## Text provided
┌──

A Guide to Loving Your Conspiracy Theorist

On the Low Anthropology and Grace of Talking Across the Divide

Bryan J. / 1.13.21

And so, in conclusion, FDR knew about Pearl Harbor, and he allowed the attack to happen so that America would get involved in World War II. He has the blood of American patriots on his hands. 

I still remember the silent cringe in that classroom 16 years ago as we witnessed a classmate self-destruct in front of us all. Our friend, who was no dummy by any stretch, had gone down the wrong Internet rabbit hole and made the Advanced-Knowledge-Pearl-Harbor conspiracy theory the cornerstone of his senior capstone project. To be fair, this was 2005. All the students of that era were still learning to parse fact from fiction online. But those of us in the classroom knew enough to know that, a mere month or so from graduation, our friend’s grades and, by proxy, his college admission, were all suddenly in jeopardy.

That story came to my mind as I watched the images of the capitol riots last week. As conspiracy theories and the political divide continue to dominate the headlines, a national dialogue is coalescing around a fundamental question: how do you convince someone that their conspiracy theory is wrong? More broadly than the immediacy of current events, how do you get someone to change what they believe? These are, of course, extensions of another, more theological question: how can people change to be better? It’s a question for the ages, not just in our own divided and divisive time. 

Jesus had a remarkable insight on that question of changing people’s hearts and minds. He doesn’t offer a checklist of actions to perform, nor does he advocate the creation of a carrot-and-stick method of incentives. Instead, he advocates for humility and repentance … in the person who wants others to change!

└──

## Data records
┌──

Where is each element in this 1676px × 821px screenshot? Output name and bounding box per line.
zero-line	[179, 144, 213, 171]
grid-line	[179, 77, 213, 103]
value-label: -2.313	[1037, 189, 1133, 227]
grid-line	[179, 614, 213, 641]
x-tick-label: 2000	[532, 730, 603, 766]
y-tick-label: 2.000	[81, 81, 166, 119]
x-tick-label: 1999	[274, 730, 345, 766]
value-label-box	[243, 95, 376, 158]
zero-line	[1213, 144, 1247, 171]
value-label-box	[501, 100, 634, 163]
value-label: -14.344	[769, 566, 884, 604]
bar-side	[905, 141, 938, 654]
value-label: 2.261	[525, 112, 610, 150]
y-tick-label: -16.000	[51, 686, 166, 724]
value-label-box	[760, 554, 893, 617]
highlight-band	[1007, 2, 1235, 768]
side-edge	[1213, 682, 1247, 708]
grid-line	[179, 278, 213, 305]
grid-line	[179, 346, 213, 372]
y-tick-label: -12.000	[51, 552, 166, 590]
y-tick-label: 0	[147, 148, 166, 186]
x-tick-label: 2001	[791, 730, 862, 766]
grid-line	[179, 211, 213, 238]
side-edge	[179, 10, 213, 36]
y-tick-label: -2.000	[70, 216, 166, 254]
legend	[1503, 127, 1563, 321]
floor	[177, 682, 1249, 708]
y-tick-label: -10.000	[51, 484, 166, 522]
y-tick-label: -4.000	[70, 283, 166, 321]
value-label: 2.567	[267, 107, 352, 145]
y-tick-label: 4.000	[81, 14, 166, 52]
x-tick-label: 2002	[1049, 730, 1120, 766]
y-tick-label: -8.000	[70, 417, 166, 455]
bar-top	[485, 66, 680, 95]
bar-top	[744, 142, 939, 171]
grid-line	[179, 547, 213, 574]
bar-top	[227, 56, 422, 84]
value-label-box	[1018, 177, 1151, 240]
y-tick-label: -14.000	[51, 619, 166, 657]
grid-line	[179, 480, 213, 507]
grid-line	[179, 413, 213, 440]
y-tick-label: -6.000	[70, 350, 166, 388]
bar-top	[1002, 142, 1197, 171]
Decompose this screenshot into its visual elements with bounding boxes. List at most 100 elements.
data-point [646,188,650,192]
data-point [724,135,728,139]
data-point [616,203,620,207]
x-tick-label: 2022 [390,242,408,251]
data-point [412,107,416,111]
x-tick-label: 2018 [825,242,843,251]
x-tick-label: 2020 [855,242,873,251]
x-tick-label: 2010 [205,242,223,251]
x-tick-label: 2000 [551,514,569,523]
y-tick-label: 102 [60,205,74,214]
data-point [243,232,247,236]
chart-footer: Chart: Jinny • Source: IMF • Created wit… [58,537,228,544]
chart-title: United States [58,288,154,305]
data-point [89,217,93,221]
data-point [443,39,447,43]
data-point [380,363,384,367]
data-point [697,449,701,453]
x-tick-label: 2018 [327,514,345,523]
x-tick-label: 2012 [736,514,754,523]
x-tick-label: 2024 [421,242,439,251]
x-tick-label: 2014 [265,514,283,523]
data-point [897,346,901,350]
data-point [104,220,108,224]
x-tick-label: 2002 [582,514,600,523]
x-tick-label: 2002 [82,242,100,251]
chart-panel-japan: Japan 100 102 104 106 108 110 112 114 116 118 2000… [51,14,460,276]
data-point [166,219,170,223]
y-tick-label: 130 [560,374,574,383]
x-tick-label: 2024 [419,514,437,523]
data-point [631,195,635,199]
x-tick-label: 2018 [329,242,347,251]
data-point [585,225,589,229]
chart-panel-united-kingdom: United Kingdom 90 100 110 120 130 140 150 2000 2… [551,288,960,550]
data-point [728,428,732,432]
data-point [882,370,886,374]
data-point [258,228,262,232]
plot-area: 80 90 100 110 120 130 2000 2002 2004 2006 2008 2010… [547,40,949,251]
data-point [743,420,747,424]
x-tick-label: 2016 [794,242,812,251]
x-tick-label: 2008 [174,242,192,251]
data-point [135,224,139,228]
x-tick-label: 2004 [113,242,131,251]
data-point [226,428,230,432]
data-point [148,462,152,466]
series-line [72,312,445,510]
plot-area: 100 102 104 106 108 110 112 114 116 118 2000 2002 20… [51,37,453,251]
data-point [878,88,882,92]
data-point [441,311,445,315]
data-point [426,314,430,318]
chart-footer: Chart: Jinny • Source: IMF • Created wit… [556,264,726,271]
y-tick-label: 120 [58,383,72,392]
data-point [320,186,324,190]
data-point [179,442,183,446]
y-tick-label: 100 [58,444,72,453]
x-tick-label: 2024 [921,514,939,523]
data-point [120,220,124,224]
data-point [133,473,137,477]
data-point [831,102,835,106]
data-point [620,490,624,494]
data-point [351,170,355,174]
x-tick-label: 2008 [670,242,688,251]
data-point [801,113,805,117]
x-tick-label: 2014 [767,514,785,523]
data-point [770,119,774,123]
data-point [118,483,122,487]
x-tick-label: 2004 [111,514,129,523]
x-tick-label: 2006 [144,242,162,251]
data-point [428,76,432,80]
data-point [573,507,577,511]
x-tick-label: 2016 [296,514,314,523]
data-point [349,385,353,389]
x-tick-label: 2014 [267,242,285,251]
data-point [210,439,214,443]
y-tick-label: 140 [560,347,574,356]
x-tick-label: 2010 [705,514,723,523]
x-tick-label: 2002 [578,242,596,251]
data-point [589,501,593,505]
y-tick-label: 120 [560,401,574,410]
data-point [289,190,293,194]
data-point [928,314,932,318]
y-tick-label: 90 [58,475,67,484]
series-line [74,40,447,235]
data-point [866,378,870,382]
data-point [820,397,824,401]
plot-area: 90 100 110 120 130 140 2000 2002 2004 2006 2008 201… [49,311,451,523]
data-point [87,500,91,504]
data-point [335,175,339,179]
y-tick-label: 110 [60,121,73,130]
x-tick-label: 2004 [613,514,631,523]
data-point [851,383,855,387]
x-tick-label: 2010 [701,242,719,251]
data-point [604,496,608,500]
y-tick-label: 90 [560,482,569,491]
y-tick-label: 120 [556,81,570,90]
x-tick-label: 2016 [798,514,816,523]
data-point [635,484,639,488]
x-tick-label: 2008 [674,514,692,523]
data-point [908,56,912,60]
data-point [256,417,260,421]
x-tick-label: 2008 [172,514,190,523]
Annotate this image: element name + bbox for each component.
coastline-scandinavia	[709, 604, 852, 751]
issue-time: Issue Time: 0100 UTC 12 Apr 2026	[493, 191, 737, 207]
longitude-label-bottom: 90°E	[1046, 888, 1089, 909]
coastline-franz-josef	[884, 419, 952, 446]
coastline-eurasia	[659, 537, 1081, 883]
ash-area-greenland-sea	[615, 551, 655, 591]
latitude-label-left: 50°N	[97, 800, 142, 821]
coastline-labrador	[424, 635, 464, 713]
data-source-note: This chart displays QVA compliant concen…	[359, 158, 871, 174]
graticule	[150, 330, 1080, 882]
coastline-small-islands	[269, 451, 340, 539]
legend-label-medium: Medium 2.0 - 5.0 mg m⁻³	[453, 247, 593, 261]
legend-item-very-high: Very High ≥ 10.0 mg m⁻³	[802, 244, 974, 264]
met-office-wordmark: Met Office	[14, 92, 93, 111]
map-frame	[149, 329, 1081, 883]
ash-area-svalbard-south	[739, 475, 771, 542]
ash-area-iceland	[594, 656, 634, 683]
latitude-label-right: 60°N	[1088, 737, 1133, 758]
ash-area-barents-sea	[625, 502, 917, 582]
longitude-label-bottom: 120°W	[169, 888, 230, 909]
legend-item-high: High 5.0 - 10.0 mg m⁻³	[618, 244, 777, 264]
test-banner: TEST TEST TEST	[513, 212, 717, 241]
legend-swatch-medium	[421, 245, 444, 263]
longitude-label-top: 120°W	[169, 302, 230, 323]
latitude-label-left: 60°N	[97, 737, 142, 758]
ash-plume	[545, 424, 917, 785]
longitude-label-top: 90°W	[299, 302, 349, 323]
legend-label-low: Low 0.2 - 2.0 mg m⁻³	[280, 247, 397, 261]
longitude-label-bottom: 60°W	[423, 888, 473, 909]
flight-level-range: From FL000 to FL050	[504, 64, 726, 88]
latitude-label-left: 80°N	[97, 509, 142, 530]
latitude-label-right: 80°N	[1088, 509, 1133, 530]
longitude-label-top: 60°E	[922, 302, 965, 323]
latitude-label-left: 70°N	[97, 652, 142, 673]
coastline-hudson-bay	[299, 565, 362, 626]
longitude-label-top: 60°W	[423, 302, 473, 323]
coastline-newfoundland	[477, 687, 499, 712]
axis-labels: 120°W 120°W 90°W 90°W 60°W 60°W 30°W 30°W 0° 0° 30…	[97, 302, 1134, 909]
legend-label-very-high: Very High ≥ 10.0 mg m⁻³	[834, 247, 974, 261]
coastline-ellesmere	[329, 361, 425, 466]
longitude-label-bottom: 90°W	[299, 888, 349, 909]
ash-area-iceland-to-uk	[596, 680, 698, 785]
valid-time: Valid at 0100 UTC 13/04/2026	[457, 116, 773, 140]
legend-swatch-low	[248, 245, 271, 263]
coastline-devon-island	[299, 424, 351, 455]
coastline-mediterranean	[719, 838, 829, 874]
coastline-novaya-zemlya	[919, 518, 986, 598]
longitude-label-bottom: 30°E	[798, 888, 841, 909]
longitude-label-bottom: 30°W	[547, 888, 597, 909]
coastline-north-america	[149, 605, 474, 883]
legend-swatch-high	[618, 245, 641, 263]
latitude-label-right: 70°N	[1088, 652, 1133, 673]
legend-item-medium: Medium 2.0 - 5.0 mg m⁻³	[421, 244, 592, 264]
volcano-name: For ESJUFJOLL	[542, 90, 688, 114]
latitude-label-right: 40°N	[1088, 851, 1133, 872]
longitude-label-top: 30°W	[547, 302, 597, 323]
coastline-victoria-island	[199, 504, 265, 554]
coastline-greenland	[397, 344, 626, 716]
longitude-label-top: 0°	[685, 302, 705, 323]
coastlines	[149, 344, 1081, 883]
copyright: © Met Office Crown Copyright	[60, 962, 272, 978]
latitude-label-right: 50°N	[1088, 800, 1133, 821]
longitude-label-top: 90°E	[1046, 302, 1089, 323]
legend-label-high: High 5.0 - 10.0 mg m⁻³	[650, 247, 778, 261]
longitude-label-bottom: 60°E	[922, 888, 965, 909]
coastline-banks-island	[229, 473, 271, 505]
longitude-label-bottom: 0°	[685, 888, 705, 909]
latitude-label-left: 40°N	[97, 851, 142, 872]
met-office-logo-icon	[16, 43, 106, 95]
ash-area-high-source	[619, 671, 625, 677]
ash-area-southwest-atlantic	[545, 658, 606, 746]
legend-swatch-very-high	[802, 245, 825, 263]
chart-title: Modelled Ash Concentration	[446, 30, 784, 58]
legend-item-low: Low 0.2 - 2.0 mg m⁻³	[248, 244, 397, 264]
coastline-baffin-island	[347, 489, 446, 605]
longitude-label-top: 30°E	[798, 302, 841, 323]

└──

## Problem description
Write out, word for word, the part of the essay on conspiracy theorists that opens with the words containing "And so, in conclusion, FDR" and closes with "on his hands.". The data come from a different source than the text.

## Answer to this exercise
And so, in conclusion, FDR knew about Pearl Harbor, and he allowed the attack to happen so that America would get involved in World War II. He has the blood of American patriots on his hands.